### [Instructions to follow]
Wherever "xlabel" appears in a line, list that line.

### [Records shown]
******
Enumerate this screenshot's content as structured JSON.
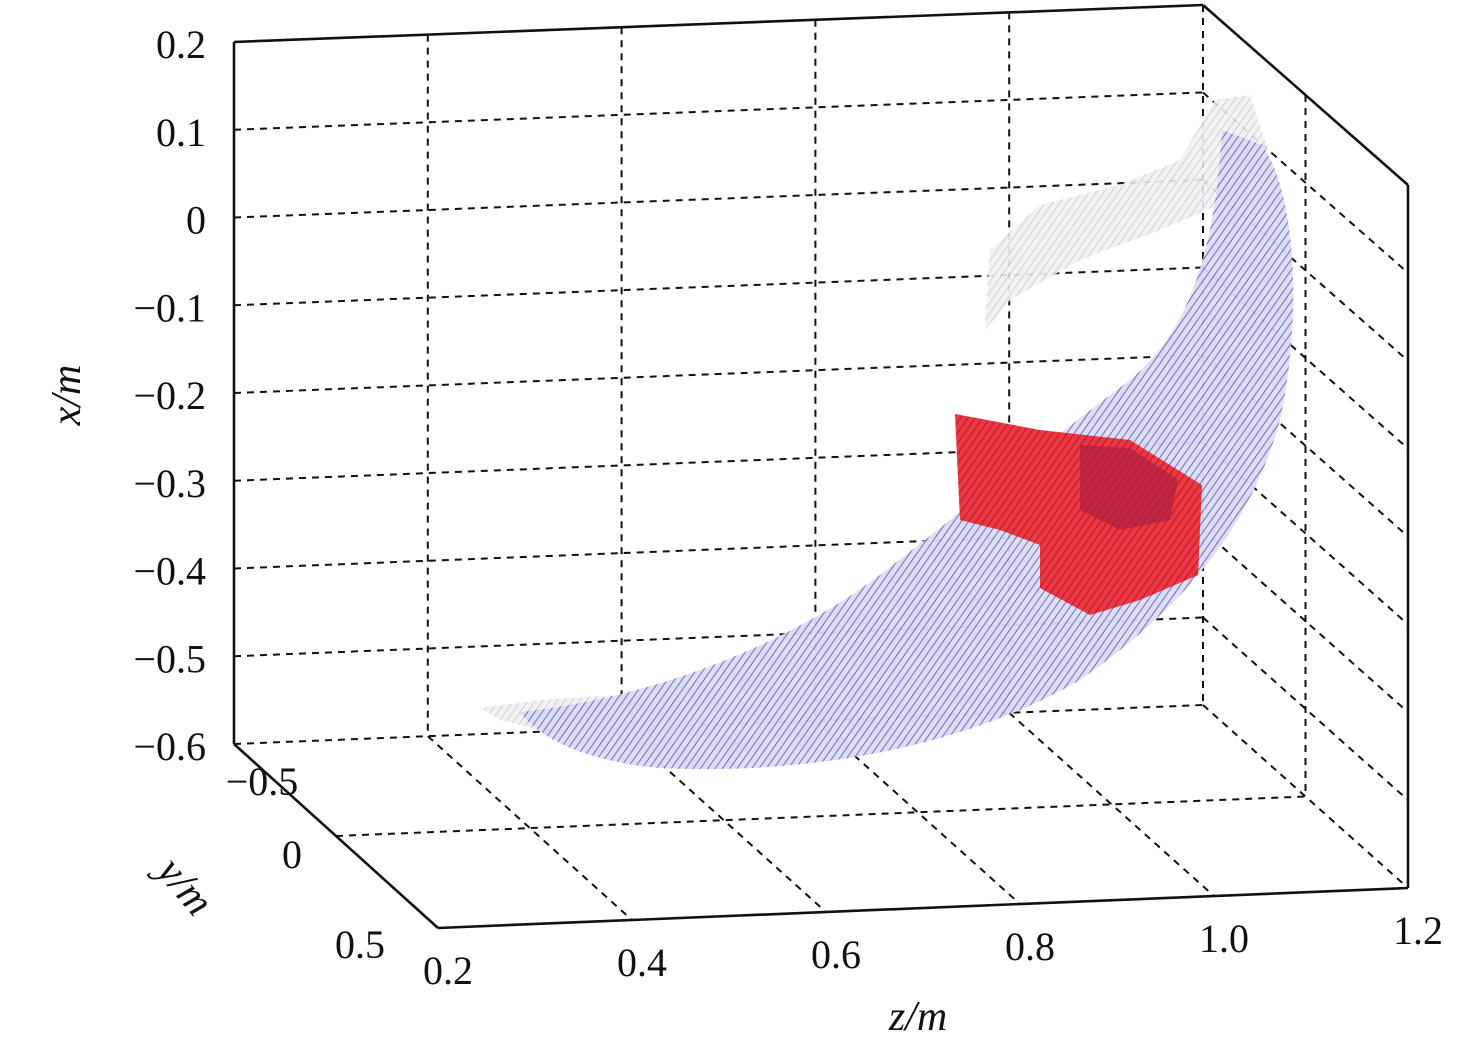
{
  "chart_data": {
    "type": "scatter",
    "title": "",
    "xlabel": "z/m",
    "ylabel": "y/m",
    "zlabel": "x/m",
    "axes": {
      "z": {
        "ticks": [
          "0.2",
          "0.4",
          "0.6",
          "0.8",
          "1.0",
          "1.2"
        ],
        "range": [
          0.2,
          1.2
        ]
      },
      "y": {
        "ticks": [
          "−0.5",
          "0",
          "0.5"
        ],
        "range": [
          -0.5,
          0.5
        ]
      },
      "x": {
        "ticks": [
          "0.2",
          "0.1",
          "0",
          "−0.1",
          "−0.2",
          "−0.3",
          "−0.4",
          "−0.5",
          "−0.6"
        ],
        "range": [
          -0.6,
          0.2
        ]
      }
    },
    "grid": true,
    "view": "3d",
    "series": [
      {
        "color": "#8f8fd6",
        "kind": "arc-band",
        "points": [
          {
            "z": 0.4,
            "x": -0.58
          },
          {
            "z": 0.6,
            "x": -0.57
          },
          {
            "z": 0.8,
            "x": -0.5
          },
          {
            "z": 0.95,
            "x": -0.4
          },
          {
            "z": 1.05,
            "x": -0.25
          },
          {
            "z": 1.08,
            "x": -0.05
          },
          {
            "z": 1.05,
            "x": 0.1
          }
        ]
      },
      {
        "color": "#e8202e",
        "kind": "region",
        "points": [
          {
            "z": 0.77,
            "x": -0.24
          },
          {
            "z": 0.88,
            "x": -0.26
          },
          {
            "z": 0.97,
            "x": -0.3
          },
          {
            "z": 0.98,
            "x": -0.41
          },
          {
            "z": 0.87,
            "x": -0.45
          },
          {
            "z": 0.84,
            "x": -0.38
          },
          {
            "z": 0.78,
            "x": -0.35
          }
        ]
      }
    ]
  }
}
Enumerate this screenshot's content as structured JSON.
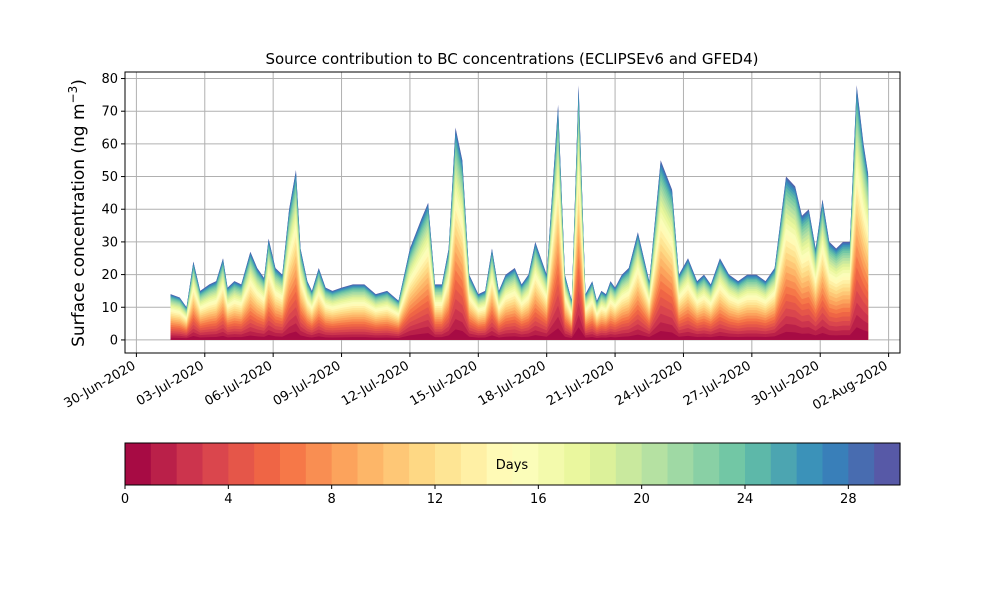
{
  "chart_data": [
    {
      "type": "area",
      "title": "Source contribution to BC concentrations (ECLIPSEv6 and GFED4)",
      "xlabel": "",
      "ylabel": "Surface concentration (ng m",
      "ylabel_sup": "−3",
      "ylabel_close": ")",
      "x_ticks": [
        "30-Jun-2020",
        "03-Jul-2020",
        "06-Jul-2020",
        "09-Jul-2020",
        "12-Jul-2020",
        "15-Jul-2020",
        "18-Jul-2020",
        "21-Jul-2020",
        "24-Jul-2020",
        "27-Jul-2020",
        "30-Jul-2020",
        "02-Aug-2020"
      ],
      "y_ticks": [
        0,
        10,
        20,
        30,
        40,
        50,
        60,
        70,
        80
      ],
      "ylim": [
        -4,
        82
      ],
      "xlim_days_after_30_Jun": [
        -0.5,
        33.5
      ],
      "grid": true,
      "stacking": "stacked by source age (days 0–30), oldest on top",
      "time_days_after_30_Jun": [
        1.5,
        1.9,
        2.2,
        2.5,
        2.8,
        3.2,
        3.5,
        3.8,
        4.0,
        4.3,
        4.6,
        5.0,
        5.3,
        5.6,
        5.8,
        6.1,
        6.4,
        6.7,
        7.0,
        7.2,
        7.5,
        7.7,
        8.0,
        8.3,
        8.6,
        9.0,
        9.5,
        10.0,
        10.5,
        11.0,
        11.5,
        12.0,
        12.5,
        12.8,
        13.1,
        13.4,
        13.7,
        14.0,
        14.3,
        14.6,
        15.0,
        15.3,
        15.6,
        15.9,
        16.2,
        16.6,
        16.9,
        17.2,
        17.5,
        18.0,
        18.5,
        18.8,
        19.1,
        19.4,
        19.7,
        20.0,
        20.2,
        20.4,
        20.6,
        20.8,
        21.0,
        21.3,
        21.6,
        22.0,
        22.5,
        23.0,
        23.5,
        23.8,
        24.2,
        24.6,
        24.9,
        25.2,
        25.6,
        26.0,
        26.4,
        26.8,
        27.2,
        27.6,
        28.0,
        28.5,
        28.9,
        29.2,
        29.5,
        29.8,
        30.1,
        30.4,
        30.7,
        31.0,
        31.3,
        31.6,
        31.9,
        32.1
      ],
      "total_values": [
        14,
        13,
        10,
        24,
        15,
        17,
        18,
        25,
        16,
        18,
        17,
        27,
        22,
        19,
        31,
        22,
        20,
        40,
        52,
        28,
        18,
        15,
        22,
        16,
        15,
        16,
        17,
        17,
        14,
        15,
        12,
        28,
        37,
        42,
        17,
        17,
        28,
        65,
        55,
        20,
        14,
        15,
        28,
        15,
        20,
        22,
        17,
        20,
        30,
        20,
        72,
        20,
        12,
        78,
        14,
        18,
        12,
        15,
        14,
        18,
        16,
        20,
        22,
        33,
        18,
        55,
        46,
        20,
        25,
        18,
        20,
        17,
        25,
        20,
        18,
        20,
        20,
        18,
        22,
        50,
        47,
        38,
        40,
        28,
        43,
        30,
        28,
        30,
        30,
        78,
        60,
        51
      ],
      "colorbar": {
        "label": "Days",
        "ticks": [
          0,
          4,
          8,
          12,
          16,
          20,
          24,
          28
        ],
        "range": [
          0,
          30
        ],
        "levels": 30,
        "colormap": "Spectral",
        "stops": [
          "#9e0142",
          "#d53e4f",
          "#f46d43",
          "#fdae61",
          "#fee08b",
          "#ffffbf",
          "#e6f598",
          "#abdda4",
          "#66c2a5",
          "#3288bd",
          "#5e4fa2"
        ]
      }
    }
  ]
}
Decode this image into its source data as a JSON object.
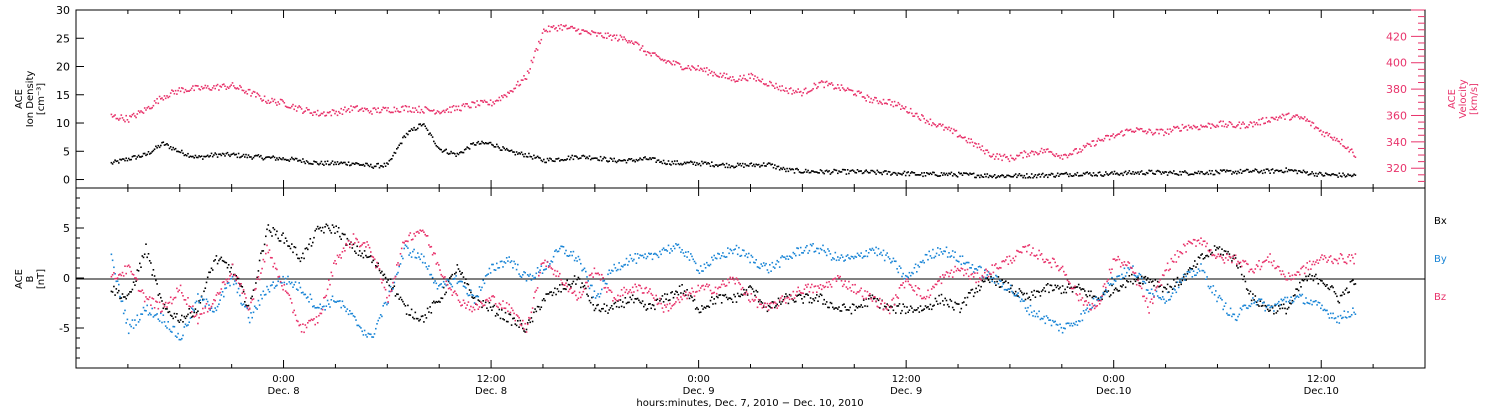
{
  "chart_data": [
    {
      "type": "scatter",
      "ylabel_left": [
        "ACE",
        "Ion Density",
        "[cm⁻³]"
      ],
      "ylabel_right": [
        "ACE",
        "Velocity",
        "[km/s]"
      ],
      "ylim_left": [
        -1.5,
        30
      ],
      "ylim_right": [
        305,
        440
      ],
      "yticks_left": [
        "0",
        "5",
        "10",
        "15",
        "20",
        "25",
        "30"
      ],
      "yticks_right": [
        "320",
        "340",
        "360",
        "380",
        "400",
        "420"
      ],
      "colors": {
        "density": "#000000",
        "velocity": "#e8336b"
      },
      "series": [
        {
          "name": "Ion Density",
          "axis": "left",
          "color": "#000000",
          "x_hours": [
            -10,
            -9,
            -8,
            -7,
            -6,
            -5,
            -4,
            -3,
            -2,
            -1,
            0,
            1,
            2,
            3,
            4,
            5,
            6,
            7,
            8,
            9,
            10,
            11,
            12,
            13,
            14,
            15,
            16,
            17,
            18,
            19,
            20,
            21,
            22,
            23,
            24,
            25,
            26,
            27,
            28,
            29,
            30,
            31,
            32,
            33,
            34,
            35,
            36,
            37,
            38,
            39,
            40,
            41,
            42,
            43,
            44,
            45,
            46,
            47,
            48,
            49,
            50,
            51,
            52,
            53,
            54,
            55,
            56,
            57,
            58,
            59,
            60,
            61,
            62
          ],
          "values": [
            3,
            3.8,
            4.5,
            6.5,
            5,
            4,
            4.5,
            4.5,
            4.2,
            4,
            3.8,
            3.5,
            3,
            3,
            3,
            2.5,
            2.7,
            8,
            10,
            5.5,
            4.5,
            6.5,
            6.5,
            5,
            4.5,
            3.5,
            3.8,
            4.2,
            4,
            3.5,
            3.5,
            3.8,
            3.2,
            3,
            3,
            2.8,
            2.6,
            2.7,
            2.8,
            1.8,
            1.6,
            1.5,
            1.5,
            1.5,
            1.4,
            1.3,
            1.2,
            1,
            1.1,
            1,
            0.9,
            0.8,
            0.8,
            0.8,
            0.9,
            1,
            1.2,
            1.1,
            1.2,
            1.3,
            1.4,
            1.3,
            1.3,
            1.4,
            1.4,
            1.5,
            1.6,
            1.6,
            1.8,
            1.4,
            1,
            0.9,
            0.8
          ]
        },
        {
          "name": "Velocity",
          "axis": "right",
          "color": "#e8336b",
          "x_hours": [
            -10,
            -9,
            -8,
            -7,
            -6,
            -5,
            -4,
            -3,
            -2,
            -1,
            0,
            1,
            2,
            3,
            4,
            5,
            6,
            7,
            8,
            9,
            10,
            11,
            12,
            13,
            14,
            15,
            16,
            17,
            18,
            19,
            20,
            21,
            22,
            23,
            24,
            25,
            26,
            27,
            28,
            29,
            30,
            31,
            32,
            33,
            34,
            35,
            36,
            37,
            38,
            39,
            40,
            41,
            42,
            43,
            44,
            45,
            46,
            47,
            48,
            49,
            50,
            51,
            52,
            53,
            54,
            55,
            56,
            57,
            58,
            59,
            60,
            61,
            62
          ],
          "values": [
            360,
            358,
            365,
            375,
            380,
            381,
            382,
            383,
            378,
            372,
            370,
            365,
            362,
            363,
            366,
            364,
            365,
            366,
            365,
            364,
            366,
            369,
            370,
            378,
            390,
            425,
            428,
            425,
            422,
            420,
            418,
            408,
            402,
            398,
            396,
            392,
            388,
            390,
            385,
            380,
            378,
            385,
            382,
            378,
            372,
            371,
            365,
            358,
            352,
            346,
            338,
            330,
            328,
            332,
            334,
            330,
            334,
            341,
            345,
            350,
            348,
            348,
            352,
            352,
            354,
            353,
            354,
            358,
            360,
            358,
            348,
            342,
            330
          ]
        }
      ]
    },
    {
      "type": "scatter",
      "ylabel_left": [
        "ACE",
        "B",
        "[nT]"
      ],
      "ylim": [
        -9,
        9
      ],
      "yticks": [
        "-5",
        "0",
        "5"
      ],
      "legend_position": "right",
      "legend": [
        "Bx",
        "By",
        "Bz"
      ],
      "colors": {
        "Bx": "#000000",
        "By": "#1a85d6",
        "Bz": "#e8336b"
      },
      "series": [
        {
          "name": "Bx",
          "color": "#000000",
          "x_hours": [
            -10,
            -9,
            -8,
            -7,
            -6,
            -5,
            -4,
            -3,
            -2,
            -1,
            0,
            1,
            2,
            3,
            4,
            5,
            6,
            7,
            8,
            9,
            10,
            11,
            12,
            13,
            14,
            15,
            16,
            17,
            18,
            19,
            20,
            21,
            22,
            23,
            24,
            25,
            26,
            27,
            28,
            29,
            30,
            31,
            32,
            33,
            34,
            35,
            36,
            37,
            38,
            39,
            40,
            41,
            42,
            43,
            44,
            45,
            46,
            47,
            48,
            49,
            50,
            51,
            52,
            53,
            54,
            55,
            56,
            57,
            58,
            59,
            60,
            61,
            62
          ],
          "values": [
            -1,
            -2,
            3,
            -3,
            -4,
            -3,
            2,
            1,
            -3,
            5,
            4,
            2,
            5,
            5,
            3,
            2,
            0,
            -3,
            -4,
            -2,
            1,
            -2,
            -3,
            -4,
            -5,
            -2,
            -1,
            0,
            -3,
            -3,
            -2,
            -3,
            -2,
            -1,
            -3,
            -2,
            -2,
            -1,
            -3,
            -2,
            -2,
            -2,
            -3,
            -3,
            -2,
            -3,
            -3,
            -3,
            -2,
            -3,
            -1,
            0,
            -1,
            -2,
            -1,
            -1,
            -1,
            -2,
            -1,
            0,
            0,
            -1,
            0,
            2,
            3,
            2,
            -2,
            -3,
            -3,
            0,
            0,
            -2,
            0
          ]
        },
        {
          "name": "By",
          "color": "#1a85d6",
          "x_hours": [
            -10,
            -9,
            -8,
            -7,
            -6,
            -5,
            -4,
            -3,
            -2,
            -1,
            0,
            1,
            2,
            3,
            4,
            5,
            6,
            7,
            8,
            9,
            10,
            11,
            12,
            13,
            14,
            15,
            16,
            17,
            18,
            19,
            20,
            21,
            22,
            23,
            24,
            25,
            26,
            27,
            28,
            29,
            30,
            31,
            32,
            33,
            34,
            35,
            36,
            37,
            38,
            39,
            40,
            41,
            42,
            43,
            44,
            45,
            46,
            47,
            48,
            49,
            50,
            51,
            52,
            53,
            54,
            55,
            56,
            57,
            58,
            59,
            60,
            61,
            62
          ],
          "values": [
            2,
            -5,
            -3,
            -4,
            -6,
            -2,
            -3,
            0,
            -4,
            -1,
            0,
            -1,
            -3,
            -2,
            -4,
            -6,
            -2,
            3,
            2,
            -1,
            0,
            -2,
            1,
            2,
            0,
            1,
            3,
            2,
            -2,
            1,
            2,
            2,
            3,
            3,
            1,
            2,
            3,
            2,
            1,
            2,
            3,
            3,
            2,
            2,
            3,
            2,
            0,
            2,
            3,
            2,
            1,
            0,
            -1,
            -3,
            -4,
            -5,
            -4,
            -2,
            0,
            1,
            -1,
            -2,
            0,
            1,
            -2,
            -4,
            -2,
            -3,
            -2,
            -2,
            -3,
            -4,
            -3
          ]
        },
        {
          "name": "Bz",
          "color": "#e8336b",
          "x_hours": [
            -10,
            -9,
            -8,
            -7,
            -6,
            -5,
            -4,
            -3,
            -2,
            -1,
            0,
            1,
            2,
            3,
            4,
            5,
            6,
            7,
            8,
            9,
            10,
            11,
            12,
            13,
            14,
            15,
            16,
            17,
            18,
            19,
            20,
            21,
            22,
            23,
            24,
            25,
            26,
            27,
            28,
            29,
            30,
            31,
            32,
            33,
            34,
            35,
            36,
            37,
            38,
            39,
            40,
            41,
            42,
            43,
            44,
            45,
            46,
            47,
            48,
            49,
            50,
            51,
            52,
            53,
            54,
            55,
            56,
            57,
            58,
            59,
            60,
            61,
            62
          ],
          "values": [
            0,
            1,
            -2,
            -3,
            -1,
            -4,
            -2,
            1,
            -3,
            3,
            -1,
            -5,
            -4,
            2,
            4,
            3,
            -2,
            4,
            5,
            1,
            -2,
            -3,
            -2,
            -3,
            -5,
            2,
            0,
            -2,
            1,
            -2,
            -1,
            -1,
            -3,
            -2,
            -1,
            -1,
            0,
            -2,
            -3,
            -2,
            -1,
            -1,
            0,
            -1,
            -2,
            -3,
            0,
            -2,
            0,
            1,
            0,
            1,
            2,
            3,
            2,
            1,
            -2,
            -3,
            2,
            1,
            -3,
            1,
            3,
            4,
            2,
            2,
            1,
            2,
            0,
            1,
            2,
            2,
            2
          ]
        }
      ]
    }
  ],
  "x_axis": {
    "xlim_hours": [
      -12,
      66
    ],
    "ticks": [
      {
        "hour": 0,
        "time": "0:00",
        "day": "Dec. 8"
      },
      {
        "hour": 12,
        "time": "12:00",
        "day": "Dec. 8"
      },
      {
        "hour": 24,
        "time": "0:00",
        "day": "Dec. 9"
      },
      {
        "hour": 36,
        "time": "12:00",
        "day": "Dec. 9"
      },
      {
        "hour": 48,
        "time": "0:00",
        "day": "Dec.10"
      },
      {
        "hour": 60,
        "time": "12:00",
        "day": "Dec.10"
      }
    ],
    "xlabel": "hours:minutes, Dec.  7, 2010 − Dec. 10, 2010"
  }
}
******
### [Task solution]
    "xlabel": "z/m",
      "xlabel": "",
    "xlabel": "hours:minutes, Dec.  7, 2010 − Dec. 10, 2010"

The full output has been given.